>> START Recorded data

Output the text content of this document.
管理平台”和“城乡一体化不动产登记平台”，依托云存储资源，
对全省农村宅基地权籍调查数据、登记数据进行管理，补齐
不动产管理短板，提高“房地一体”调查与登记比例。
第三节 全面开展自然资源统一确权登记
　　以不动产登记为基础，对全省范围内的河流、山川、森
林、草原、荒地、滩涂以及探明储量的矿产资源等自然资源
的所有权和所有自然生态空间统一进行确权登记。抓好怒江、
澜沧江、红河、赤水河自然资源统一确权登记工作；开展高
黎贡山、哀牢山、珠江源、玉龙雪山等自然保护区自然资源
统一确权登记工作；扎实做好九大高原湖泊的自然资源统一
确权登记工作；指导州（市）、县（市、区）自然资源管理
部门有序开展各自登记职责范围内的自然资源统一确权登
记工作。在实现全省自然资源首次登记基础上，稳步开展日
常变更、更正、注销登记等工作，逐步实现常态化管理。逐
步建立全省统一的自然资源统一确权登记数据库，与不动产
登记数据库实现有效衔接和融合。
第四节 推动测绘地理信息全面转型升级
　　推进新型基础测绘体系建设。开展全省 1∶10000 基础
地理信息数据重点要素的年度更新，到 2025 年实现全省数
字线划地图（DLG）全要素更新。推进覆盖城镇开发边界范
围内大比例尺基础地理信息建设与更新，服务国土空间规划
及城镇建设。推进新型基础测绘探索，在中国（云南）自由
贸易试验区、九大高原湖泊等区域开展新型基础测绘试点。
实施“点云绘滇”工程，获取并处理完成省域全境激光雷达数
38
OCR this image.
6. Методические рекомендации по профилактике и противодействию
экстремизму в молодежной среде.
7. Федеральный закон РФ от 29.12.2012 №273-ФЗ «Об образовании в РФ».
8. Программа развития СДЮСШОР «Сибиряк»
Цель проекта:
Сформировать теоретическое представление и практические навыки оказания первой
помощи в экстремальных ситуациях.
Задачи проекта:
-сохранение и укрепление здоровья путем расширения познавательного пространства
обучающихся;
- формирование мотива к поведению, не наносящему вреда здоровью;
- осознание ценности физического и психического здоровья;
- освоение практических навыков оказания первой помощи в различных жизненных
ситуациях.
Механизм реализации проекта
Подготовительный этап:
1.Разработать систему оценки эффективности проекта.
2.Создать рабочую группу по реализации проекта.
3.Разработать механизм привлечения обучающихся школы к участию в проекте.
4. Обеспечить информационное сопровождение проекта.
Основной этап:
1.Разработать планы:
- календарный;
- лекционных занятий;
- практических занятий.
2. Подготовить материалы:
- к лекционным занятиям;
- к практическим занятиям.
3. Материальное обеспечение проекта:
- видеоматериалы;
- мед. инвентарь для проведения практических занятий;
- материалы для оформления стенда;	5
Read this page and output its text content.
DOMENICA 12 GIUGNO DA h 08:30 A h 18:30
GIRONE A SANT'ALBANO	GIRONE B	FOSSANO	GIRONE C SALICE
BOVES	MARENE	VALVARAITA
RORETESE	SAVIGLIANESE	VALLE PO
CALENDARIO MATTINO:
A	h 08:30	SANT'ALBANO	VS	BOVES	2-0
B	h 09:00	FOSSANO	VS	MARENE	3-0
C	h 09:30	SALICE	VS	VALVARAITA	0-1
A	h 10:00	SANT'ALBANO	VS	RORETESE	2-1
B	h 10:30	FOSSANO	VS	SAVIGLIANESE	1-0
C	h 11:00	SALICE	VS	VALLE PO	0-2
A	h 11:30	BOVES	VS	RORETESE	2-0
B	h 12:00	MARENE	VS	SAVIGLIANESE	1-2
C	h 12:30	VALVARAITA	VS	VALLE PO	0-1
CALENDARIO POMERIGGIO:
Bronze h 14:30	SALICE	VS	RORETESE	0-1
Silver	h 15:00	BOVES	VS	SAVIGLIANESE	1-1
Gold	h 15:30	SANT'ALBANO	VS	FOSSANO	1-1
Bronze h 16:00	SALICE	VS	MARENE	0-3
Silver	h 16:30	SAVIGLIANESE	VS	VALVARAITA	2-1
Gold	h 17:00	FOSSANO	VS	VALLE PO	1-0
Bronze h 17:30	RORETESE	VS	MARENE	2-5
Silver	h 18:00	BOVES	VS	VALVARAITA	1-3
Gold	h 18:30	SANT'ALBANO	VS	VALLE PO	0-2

>> END Recorded data

> **Description of the task**: Tally every line of the data that holds the word "Silver" and write the count alone.

> **In response**: 3